▸ WHAT YOU NEED TO DO
Go through the listing and copy each line with the string "this".

── RECORDED INFORMATION

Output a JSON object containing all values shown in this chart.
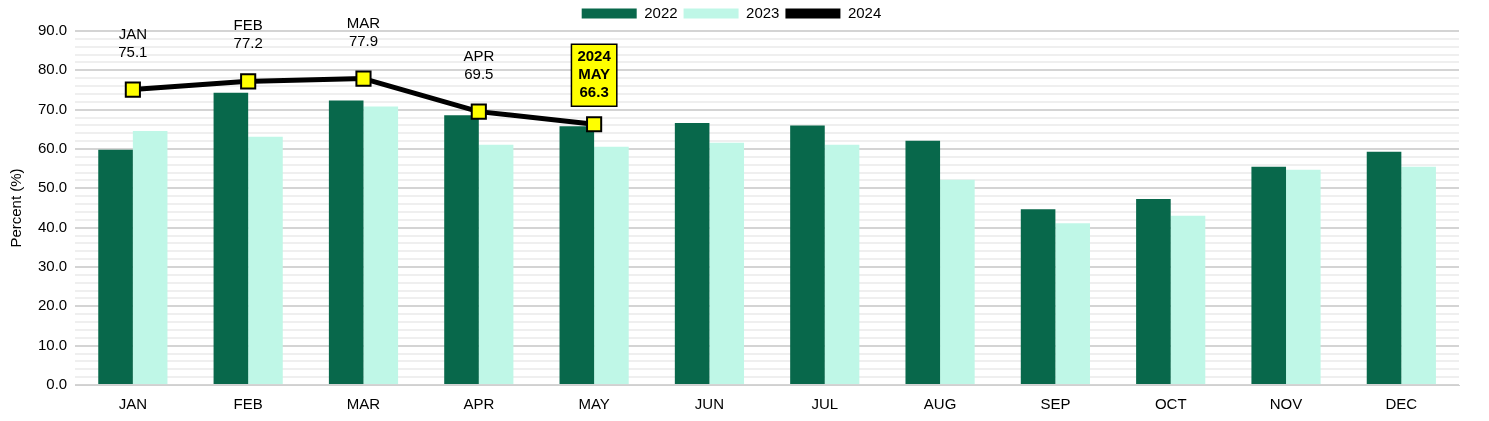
{
  "chart_data": {
    "type": "bar",
    "ylabel": "Percent (%)",
    "categories": [
      "JAN",
      "FEB",
      "MAR",
      "APR",
      "MAY",
      "JUN",
      "JUL",
      "AUG",
      "SEP",
      "OCT",
      "NOV",
      "DEC"
    ],
    "series": [
      {
        "name": "2022",
        "color": "#08684b",
        "values": [
          59.8,
          74.3,
          72.3,
          68.6,
          65.8,
          66.6,
          66.0,
          62.1,
          44.7,
          47.3,
          55.5,
          59.3
        ]
      },
      {
        "name": "2023",
        "color": "#bff7e7",
        "values": [
          64.6,
          63.1,
          70.8,
          61.1,
          60.6,
          61.6,
          61.1,
          52.2,
          41.1,
          43.0,
          54.7,
          55.5
        ]
      },
      {
        "name": "2024",
        "type": "line",
        "color": "#000000",
        "marker": "square",
        "values": [
          75.1,
          77.2,
          77.9,
          69.5,
          66.3,
          null,
          null,
          null,
          null,
          null,
          null,
          null
        ],
        "value_labels": [
          "JAN\n75.1",
          "FEB\n77.2",
          "MAR\n77.9",
          "APR\n69.5",
          "2024\nMAY\n66.3",
          null,
          null,
          null,
          null,
          null,
          null,
          null
        ]
      }
    ],
    "ylim": [
      0,
      90
    ],
    "yticks": [
      {
        "value": 0,
        "label": "0.0"
      },
      {
        "value": 2,
        "label": null
      },
      {
        "value": 4,
        "label": null
      },
      {
        "value": 6,
        "label": null
      },
      {
        "value": 8,
        "label": null
      },
      {
        "value": 10,
        "label": "10.0"
      },
      {
        "value": 12,
        "label": null
      },
      {
        "value": 14,
        "label": null
      },
      {
        "value": 16,
        "label": null
      },
      {
        "value": 18,
        "label": null
      },
      {
        "value": 20,
        "label": "20.0"
      },
      {
        "value": 22,
        "label": null
      },
      {
        "value": 24,
        "label": null
      },
      {
        "value": 26,
        "label": null
      },
      {
        "value": 28,
        "label": null
      },
      {
        "value": 30,
        "label": "30.0"
      },
      {
        "value": 32,
        "label": null
      },
      {
        "value": 34,
        "label": null
      },
      {
        "value": 36,
        "label": null
      },
      {
        "value": 38,
        "label": null
      },
      {
        "value": 40,
        "label": "40.0"
      },
      {
        "value": 42,
        "label": null
      },
      {
        "value": 44,
        "label": null
      },
      {
        "value": 46,
        "label": null
      },
      {
        "value": 48,
        "label": null
      },
      {
        "value": 50,
        "label": "50.0"
      },
      {
        "value": 52,
        "label": null
      },
      {
        "value": 54,
        "label": null
      },
      {
        "value": 56,
        "label": null
      },
      {
        "value": 58,
        "label": null
      },
      {
        "value": 60,
        "label": "60.0"
      },
      {
        "value": 62,
        "label": null
      },
      {
        "value": 64,
        "label": null
      },
      {
        "value": 66,
        "label": null
      },
      {
        "value": 68,
        "label": null
      },
      {
        "value": 70,
        "label": "70.0"
      },
      {
        "value": 72,
        "label": null
      },
      {
        "value": 74,
        "label": null
      },
      {
        "value": 76,
        "label": null
      },
      {
        "value": 78,
        "label": null
      },
      {
        "value": 80,
        "label": "80.0"
      },
      {
        "value": 82,
        "label": null
      },
      {
        "value": 84,
        "label": null
      },
      {
        "value": 86,
        "label": null
      },
      {
        "value": 88,
        "label": null
      },
      {
        "value": 90,
        "label": "90.0"
      }
    ],
    "grid": "y",
    "legend": "top"
  }
}
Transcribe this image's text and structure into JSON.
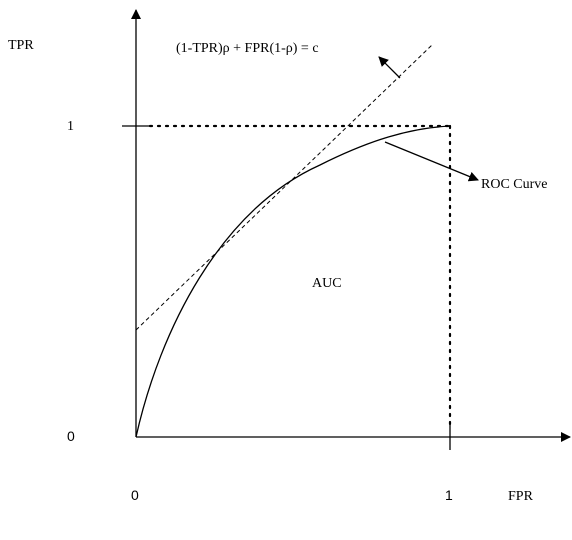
{
  "axes": {
    "y_label": "TPR",
    "x_label": "FPR",
    "y_tick_one": "1",
    "y_tick_zero": "0",
    "x_tick_zero": "0",
    "x_tick_one": "1"
  },
  "annotations": {
    "iso_line_equation": "(1-TPR)ρ + FPR(1-ρ) = c",
    "curve_label": "ROC Curve",
    "area_label": "AUC"
  }
}
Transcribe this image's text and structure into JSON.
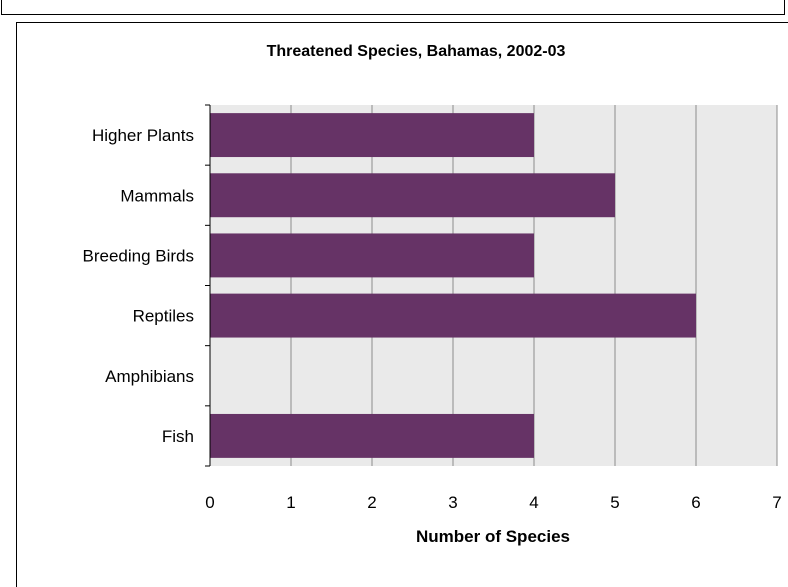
{
  "chart_data": {
    "type": "bar",
    "orientation": "horizontal",
    "title": "Threatened Species, Bahamas, 2002-03",
    "xlabel": "Number of Species",
    "ylabel": "",
    "categories": [
      "Higher Plants",
      "Mammals",
      "Breeding Birds",
      "Reptiles",
      "Amphibians",
      "Fish"
    ],
    "values": [
      4,
      5,
      4,
      6,
      0,
      4
    ],
    "xlim": [
      0,
      7
    ],
    "xticks": [
      "0",
      "1",
      "2",
      "3",
      "4",
      "5",
      "6",
      "7"
    ],
    "grid": true,
    "legend": "none",
    "bar_color": "#663366",
    "plot_background": "#eaeaea"
  }
}
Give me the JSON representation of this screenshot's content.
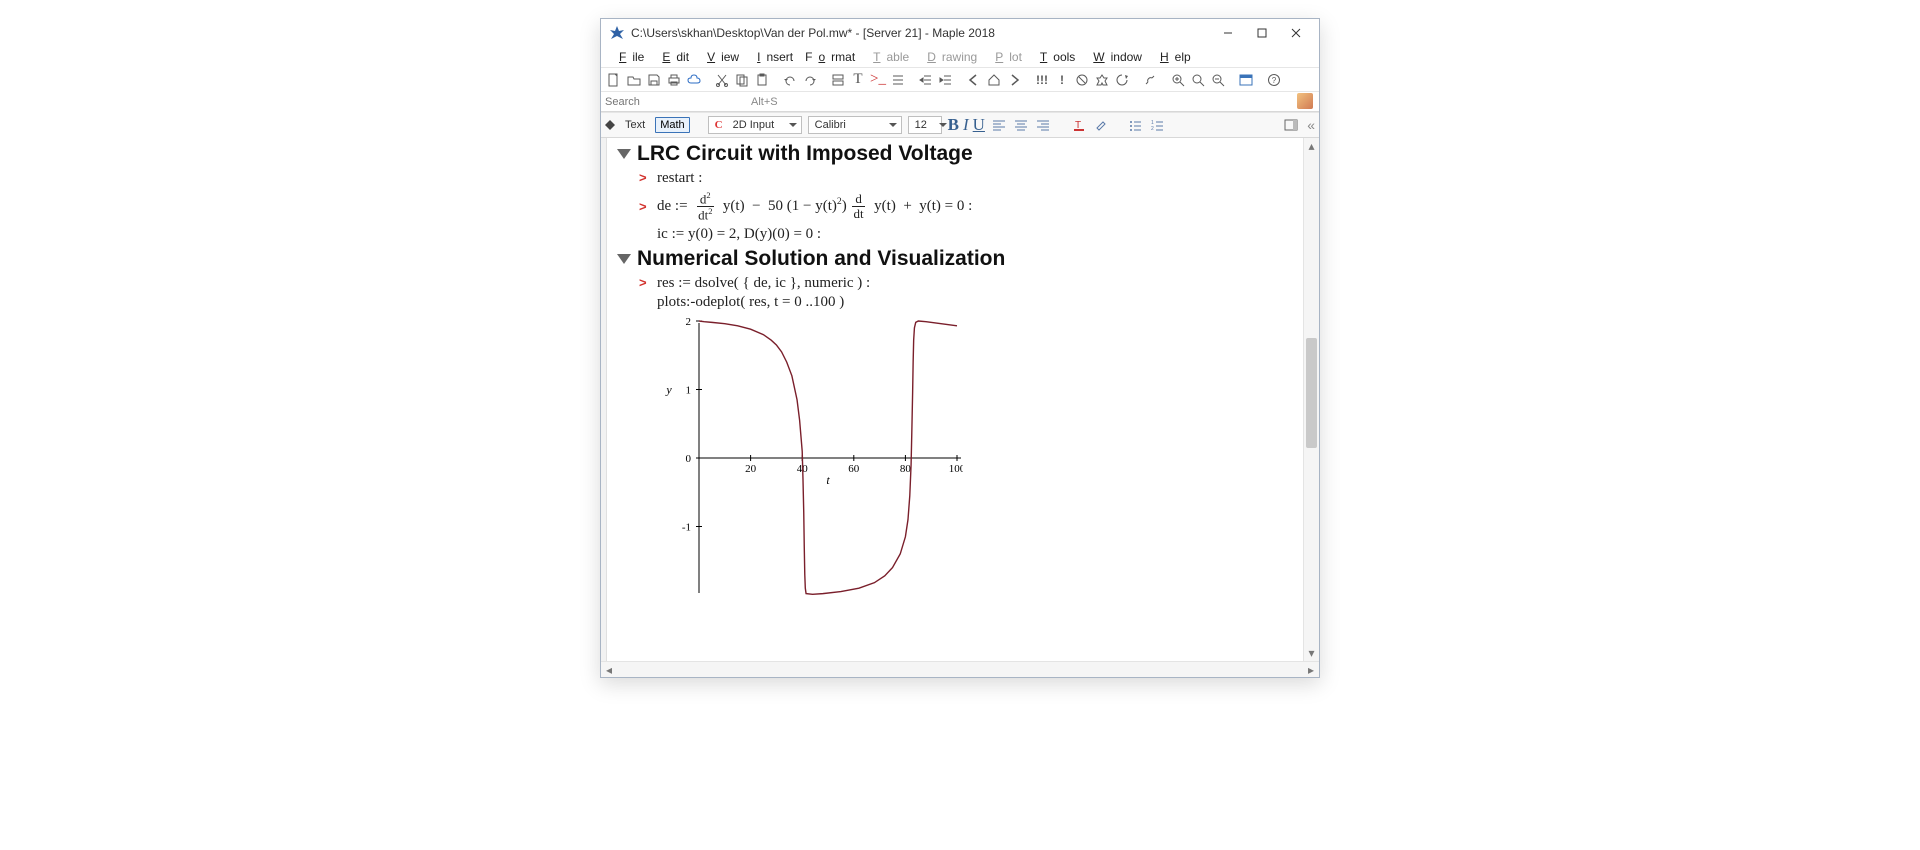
{
  "window": {
    "title": "C:\\Users\\skhan\\Desktop\\Van der Pol.mw* - [Server 21] - Maple 2018"
  },
  "menu": [
    "File",
    "Edit",
    "View",
    "Insert",
    "Format",
    "Table",
    "Drawing",
    "Plot",
    "Tools",
    "Window",
    "Help"
  ],
  "menu_disabled": [
    "Table",
    "Drawing",
    "Plot"
  ],
  "search": {
    "placeholder": "Search",
    "shortcut": "Alt+S"
  },
  "stylebar": {
    "text_label": "Text",
    "math_label": "Math",
    "style_value": "2D Input",
    "font_value": "Calibri",
    "size_value": "12"
  },
  "doc": {
    "section1_title": "LRC Circuit with Imposed Voltage",
    "restart": "restart :",
    "de_label": "de",
    "de_coeff": "50",
    "ic_line": "ic  :=  y(0) = 2, D(y)(0) = 0 :",
    "section2_title": "Numerical Solution and Visualization",
    "res_line": "res  :=  dsolve( { de, ic }, numeric ) :",
    "plotcall": "plots:-odeplot( res, t = 0 ..100 )"
  },
  "plot": {
    "type": "line",
    "line_color": "#7a1f2b",
    "axis_color": "#000000",
    "tick_color": "#000000",
    "label_color": "#000000",
    "background_color": "#ffffff",
    "xlim": [
      0,
      100
    ],
    "ylim": [
      -2,
      2
    ],
    "xticks": [
      20,
      40,
      60,
      80,
      100
    ],
    "yticks": [
      -1,
      0,
      1,
      2
    ],
    "xlabel": "t",
    "ylabel": "y",
    "tick_fontsize": 11,
    "label_fontsize": 12,
    "label_fontstyle": "italic",
    "line_width": 1.4,
    "points": [
      [
        0,
        2.0
      ],
      [
        2,
        1.99
      ],
      [
        5,
        1.98
      ],
      [
        10,
        1.96
      ],
      [
        15,
        1.93
      ],
      [
        20,
        1.88
      ],
      [
        25,
        1.8
      ],
      [
        28,
        1.72
      ],
      [
        30,
        1.65
      ],
      [
        32,
        1.55
      ],
      [
        34,
        1.4
      ],
      [
        36,
        1.2
      ],
      [
        38,
        0.85
      ],
      [
        39,
        0.55
      ],
      [
        40,
        0.1
      ],
      [
        40.3,
        -0.3
      ],
      [
        40.6,
        -0.8
      ],
      [
        40.8,
        -1.3
      ],
      [
        41.0,
        -1.7
      ],
      [
        41.2,
        -1.9
      ],
      [
        41.5,
        -1.98
      ],
      [
        44,
        -1.99
      ],
      [
        48,
        -1.98
      ],
      [
        55,
        -1.95
      ],
      [
        62,
        -1.9
      ],
      [
        68,
        -1.82
      ],
      [
        72,
        -1.72
      ],
      [
        75,
        -1.6
      ],
      [
        78,
        -1.4
      ],
      [
        80,
        -1.15
      ],
      [
        81,
        -0.9
      ],
      [
        81.7,
        -0.55
      ],
      [
        82.2,
        -0.1
      ],
      [
        82.5,
        0.4
      ],
      [
        82.8,
        0.95
      ],
      [
        83.0,
        1.4
      ],
      [
        83.2,
        1.72
      ],
      [
        83.5,
        1.9
      ],
      [
        84,
        1.98
      ],
      [
        85,
        2.0
      ],
      [
        88,
        1.99
      ],
      [
        92,
        1.97
      ],
      [
        96,
        1.95
      ],
      [
        100,
        1.93
      ]
    ]
  }
}
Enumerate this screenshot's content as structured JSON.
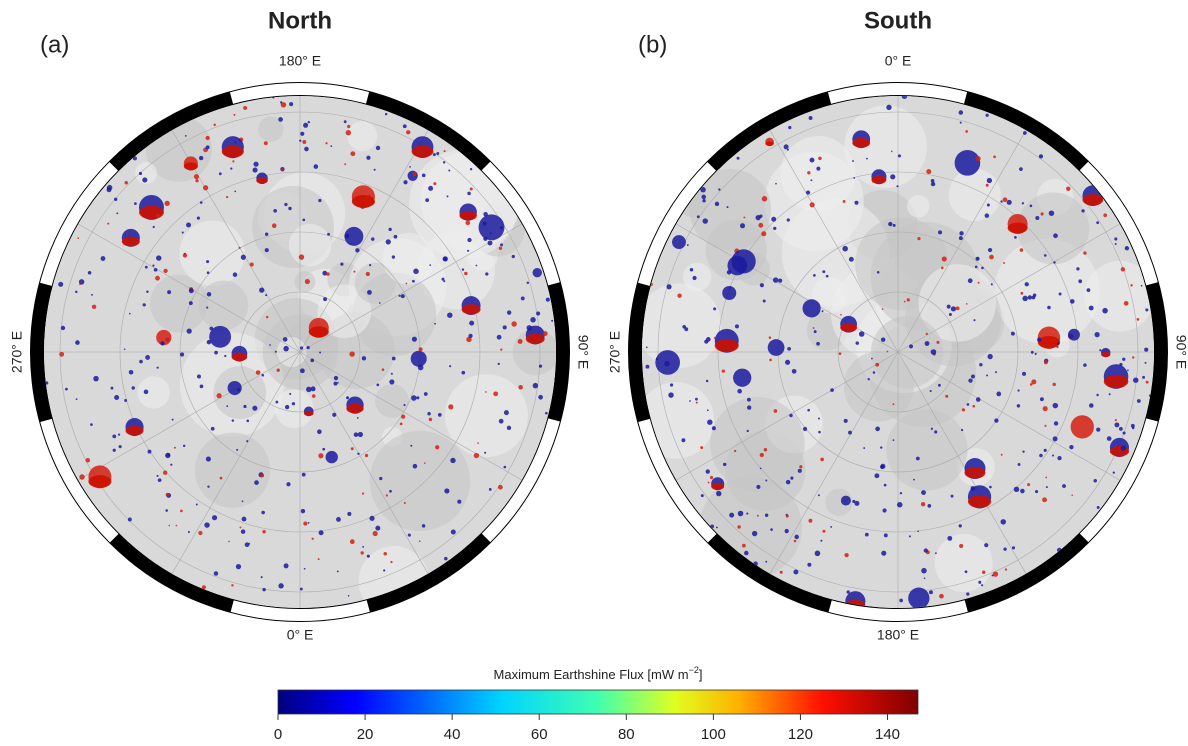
{
  "panels": [
    {
      "label": "(a)",
      "title": "North",
      "top": "180° E",
      "bottom": "0° E",
      "left": "270° E",
      "right": "90° E"
    },
    {
      "label": "(b)",
      "title": "South",
      "top": "0° E",
      "bottom": "180° E",
      "left": "270° E",
      "right": "90° E"
    }
  ],
  "colorbar": {
    "label": "Maximum Earthshine Flux [mW m",
    "label_exponent": "−2",
    "label_end": "]",
    "range": [
      0,
      147
    ],
    "ticks": [
      0,
      20,
      40,
      60,
      80,
      100,
      120,
      140
    ]
  }
}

────

▸ TASK RESPONSE
Output a JSON object containing all values shown in this chart.
Transcribe this image's text and structure into JSON.
Transcribe this image's text and structure into JSON.
Give me the JSON representation of this screenshot's content.
Enumerate this screenshot's content as structured JSON.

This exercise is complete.